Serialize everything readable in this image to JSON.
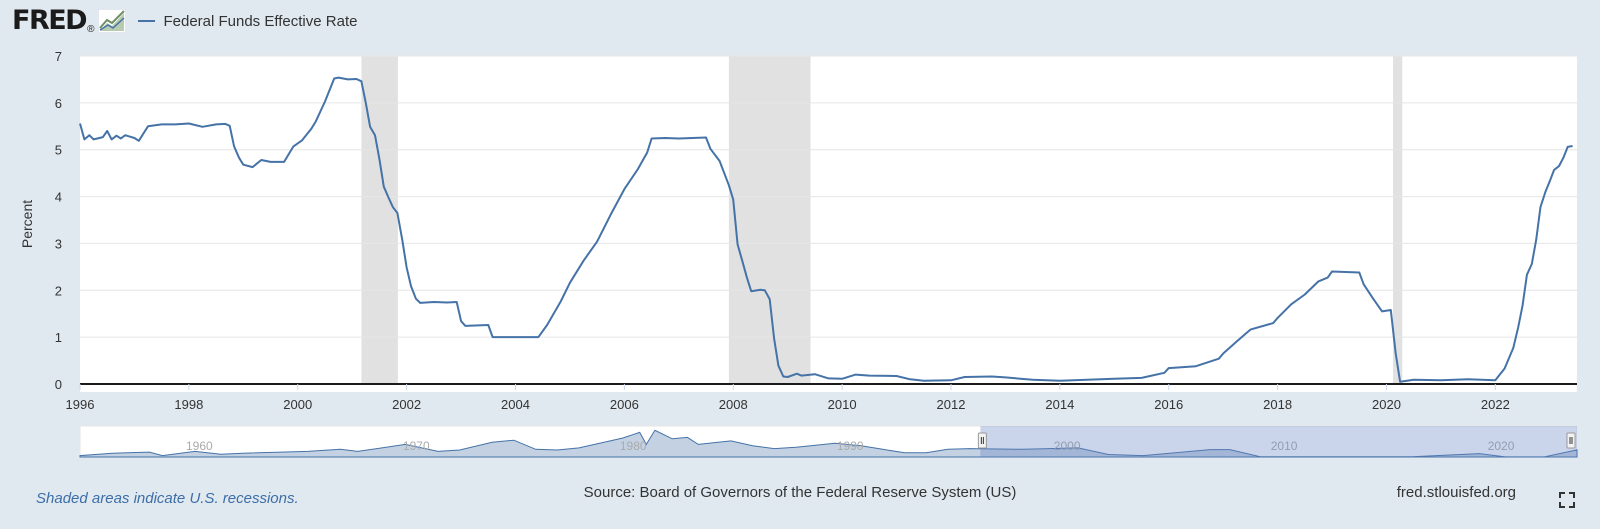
{
  "header": {
    "logo_text": "FRED",
    "logo_mark": "®",
    "legend_label": "Federal Funds Effective Rate",
    "series_color": "#4572a7"
  },
  "chart_data": {
    "type": "line",
    "title": "",
    "ylabel": "Percent",
    "xlabel": "",
    "xlim": [
      1996.0,
      2023.5
    ],
    "ylim": [
      0,
      7
    ],
    "yticks": [
      0,
      1,
      2,
      3,
      4,
      5,
      6,
      7
    ],
    "xticks": [
      1996,
      1998,
      2000,
      2002,
      2004,
      2006,
      2008,
      2010,
      2012,
      2014,
      2016,
      2018,
      2020,
      2022
    ],
    "grid": true,
    "legend_position": "top-left",
    "recessions": [
      [
        2001.17,
        2001.84
      ],
      [
        2007.92,
        2009.42
      ],
      [
        2020.12,
        2020.29
      ]
    ],
    "series": [
      {
        "name": "Federal Funds Effective Rate",
        "color": "#4572a7",
        "points": [
          [
            1996.0,
            5.56
          ],
          [
            1996.08,
            5.22
          ],
          [
            1996.17,
            5.31
          ],
          [
            1996.25,
            5.22
          ],
          [
            1996.42,
            5.27
          ],
          [
            1996.5,
            5.4
          ],
          [
            1996.58,
            5.22
          ],
          [
            1996.67,
            5.3
          ],
          [
            1996.75,
            5.24
          ],
          [
            1996.83,
            5.31
          ],
          [
            1997.0,
            5.25
          ],
          [
            1997.08,
            5.19
          ],
          [
            1997.25,
            5.5
          ],
          [
            1997.5,
            5.54
          ],
          [
            1997.75,
            5.54
          ],
          [
            1998.0,
            5.56
          ],
          [
            1998.25,
            5.49
          ],
          [
            1998.5,
            5.54
          ],
          [
            1998.67,
            5.55
          ],
          [
            1998.75,
            5.51
          ],
          [
            1998.83,
            5.07
          ],
          [
            1998.92,
            4.83
          ],
          [
            1999.0,
            4.68
          ],
          [
            1999.17,
            4.63
          ],
          [
            1999.33,
            4.78
          ],
          [
            1999.5,
            4.74
          ],
          [
            1999.75,
            4.74
          ],
          [
            1999.92,
            5.07
          ],
          [
            2000.08,
            5.2
          ],
          [
            2000.25,
            5.45
          ],
          [
            2000.33,
            5.6
          ],
          [
            2000.5,
            6.03
          ],
          [
            2000.67,
            6.52
          ],
          [
            2000.75,
            6.54
          ],
          [
            2000.92,
            6.5
          ],
          [
            2001.08,
            6.51
          ],
          [
            2001.17,
            6.46
          ],
          [
            2001.25,
            6.0
          ],
          [
            2001.33,
            5.49
          ],
          [
            2001.42,
            5.31
          ],
          [
            2001.5,
            4.8
          ],
          [
            2001.58,
            4.21
          ],
          [
            2001.67,
            3.97
          ],
          [
            2001.75,
            3.77
          ],
          [
            2001.83,
            3.65
          ],
          [
            2001.92,
            3.07
          ],
          [
            2002.0,
            2.49
          ],
          [
            2002.08,
            2.09
          ],
          [
            2002.17,
            1.82
          ],
          [
            2002.25,
            1.73
          ],
          [
            2002.5,
            1.75
          ],
          [
            2002.75,
            1.74
          ],
          [
            2002.92,
            1.75
          ],
          [
            2003.0,
            1.34
          ],
          [
            2003.08,
            1.24
          ],
          [
            2003.5,
            1.26
          ],
          [
            2003.58,
            1.0
          ],
          [
            2004.0,
            1.0
          ],
          [
            2004.42,
            1.0
          ],
          [
            2004.58,
            1.26
          ],
          [
            2004.83,
            1.76
          ],
          [
            2005.0,
            2.16
          ],
          [
            2005.25,
            2.63
          ],
          [
            2005.5,
            3.04
          ],
          [
            2005.75,
            3.62
          ],
          [
            2006.0,
            4.16
          ],
          [
            2006.25,
            4.59
          ],
          [
            2006.42,
            4.94
          ],
          [
            2006.5,
            5.24
          ],
          [
            2006.75,
            5.25
          ],
          [
            2007.0,
            5.24
          ],
          [
            2007.25,
            5.25
          ],
          [
            2007.5,
            5.26
          ],
          [
            2007.58,
            5.02
          ],
          [
            2007.75,
            4.76
          ],
          [
            2007.92,
            4.24
          ],
          [
            2008.0,
            3.94
          ],
          [
            2008.08,
            2.98
          ],
          [
            2008.17,
            2.61
          ],
          [
            2008.25,
            2.28
          ],
          [
            2008.33,
            1.98
          ],
          [
            2008.5,
            2.01
          ],
          [
            2008.58,
            2.0
          ],
          [
            2008.67,
            1.81
          ],
          [
            2008.75,
            0.97
          ],
          [
            2008.83,
            0.39
          ],
          [
            2008.92,
            0.16
          ],
          [
            2009.0,
            0.15
          ],
          [
            2009.17,
            0.22
          ],
          [
            2009.25,
            0.18
          ],
          [
            2009.5,
            0.21
          ],
          [
            2009.75,
            0.12
          ],
          [
            2010.0,
            0.11
          ],
          [
            2010.25,
            0.2
          ],
          [
            2010.5,
            0.18
          ],
          [
            2011.0,
            0.17
          ],
          [
            2011.25,
            0.1
          ],
          [
            2011.5,
            0.07
          ],
          [
            2012.0,
            0.08
          ],
          [
            2012.25,
            0.15
          ],
          [
            2012.75,
            0.16
          ],
          [
            2013.0,
            0.14
          ],
          [
            2013.5,
            0.09
          ],
          [
            2014.0,
            0.07
          ],
          [
            2014.5,
            0.09
          ],
          [
            2015.0,
            0.11
          ],
          [
            2015.5,
            0.13
          ],
          [
            2015.92,
            0.24
          ],
          [
            2016.0,
            0.34
          ],
          [
            2016.5,
            0.38
          ],
          [
            2016.92,
            0.54
          ],
          [
            2017.0,
            0.65
          ],
          [
            2017.25,
            0.91
          ],
          [
            2017.5,
            1.16
          ],
          [
            2017.92,
            1.3
          ],
          [
            2018.0,
            1.41
          ],
          [
            2018.25,
            1.7
          ],
          [
            2018.5,
            1.91
          ],
          [
            2018.75,
            2.19
          ],
          [
            2018.92,
            2.27
          ],
          [
            2019.0,
            2.4
          ],
          [
            2019.5,
            2.38
          ],
          [
            2019.58,
            2.13
          ],
          [
            2019.75,
            1.83
          ],
          [
            2019.92,
            1.55
          ],
          [
            2020.08,
            1.58
          ],
          [
            2020.17,
            0.65
          ],
          [
            2020.25,
            0.05
          ],
          [
            2020.5,
            0.09
          ],
          [
            2021.0,
            0.08
          ],
          [
            2021.5,
            0.1
          ],
          [
            2022.0,
            0.08
          ],
          [
            2022.17,
            0.33
          ],
          [
            2022.33,
            0.77
          ],
          [
            2022.42,
            1.21
          ],
          [
            2022.5,
            1.68
          ],
          [
            2022.58,
            2.33
          ],
          [
            2022.67,
            2.56
          ],
          [
            2022.75,
            3.08
          ],
          [
            2022.83,
            3.78
          ],
          [
            2022.92,
            4.1
          ],
          [
            2023.0,
            4.33
          ],
          [
            2023.08,
            4.57
          ],
          [
            2023.17,
            4.65
          ],
          [
            2023.25,
            4.83
          ],
          [
            2023.33,
            5.06
          ],
          [
            2023.42,
            5.08
          ]
        ]
      }
    ]
  },
  "navigator": {
    "tick_labels": [
      "1960",
      "1970",
      "1980",
      "1990",
      "2000",
      "2010",
      "2020"
    ],
    "range_start": 1996,
    "range_end": 2023.5,
    "full_start": 1954.5,
    "full_end": 2023.5,
    "profile": [
      [
        1954.5,
        1.0
      ],
      [
        1956,
        2.7
      ],
      [
        1957.7,
        3.5
      ],
      [
        1958.3,
        1.0
      ],
      [
        1959.8,
        4.0
      ],
      [
        1961,
        2.0
      ],
      [
        1962,
        2.7
      ],
      [
        1965,
        4.0
      ],
      [
        1966.5,
        5.5
      ],
      [
        1967.3,
        4.0
      ],
      [
        1969.5,
        9.0
      ],
      [
        1971,
        4.0
      ],
      [
        1972,
        5.0
      ],
      [
        1973.5,
        10.5
      ],
      [
        1974.5,
        12.0
      ],
      [
        1975.5,
        5.5
      ],
      [
        1976.5,
        5.0
      ],
      [
        1977.5,
        6.5
      ],
      [
        1978.5,
        10.0
      ],
      [
        1979.5,
        13.5
      ],
      [
        1980.3,
        17.6
      ],
      [
        1980.6,
        9.0
      ],
      [
        1981.0,
        19.1
      ],
      [
        1981.8,
        13.0
      ],
      [
        1982.5,
        14.0
      ],
      [
        1983,
        9.0
      ],
      [
        1984.5,
        11.5
      ],
      [
        1985.5,
        8.0
      ],
      [
        1986.5,
        6.0
      ],
      [
        1987.5,
        7.0
      ],
      [
        1989.3,
        9.8
      ],
      [
        1990.5,
        8.0
      ],
      [
        1991.5,
        5.5
      ],
      [
        1992.5,
        3.0
      ],
      [
        1993.5,
        3.0
      ],
      [
        1994.5,
        5.5
      ],
      [
        1995.5,
        6.0
      ],
      [
        1998,
        5.5
      ],
      [
        2000.5,
        6.5
      ],
      [
        2001.9,
        1.8
      ],
      [
        2003.5,
        1.0
      ],
      [
        2006.6,
        5.25
      ],
      [
        2007.5,
        5.25
      ],
      [
        2008.9,
        0.2
      ],
      [
        2015.9,
        0.2
      ],
      [
        2019,
        2.4
      ],
      [
        2020.2,
        0.1
      ],
      [
        2022,
        0.1
      ],
      [
        2023.5,
        5.1
      ]
    ]
  },
  "footer": {
    "note": "Shaded areas indicate U.S. recessions.",
    "source": "Source: Board of Governors of the Federal Reserve System (US)",
    "site": "fred.stlouisfed.org"
  },
  "icons": {
    "logo_graph": "fred-graph-icon",
    "fullscreen": "fullscreen-icon"
  }
}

========================================================================

*Set problem*
From the data above, copy each line that has the string "Rate".

*Solution to the exercise*
    "legend_label": "Federal Funds Effective Rate",
        "name": "Federal Funds Effective Rate",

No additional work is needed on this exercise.